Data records
┄┄┄┄┄┄

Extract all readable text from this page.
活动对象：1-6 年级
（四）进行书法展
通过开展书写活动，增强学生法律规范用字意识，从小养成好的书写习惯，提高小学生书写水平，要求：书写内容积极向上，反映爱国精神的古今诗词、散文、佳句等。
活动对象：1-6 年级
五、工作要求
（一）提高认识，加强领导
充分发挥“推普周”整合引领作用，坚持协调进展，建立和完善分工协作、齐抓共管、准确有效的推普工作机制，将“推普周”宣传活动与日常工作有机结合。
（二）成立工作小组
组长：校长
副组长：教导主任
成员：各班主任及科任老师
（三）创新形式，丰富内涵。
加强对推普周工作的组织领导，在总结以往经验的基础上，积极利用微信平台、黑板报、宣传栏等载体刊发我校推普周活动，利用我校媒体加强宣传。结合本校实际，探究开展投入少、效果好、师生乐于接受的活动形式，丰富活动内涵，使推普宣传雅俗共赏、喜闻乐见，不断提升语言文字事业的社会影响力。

┄┄┄┄┄┄

Output each entry precisely as given.

Extract all readable text from this page.
活动对象：1-6 年级
（四）进行书法展
通过开展书写活动，增强学生法律规范用字意识，从小养成好的书写习惯，提高小学生书写水平，要求：书写内容积极向上，反映爱国精神的古今诗词、散文、佳句等。
活动对象：1-6 年级
五、工作要求
（一）提高认识，加强领导
充分发挥“推普周”整合引领作用，坚持协调进展，建立和完善分工协作、齐抓共管、准确有效的推普工作机制，将“推普周”宣传活动与日常工作有机结合。
（二）成立工作小组
组长：校长
副组长：教导主任
成员：各班主任及科任老师
（三）创新形式，丰富内涵。
加强对推普周工作的组织领导，在总结以往经验的基础上，积极利用微信平台、黑板报、宣传栏等载体刊发我校推普周活动，利用我校媒体加强宣传。结合本校实际，探究开展投入少、效果好、师生乐于接受的活动形式，丰富活动内涵，使推普宣传雅俗共赏、喜闻乐见，不断提升语言文字事业的社会影响力。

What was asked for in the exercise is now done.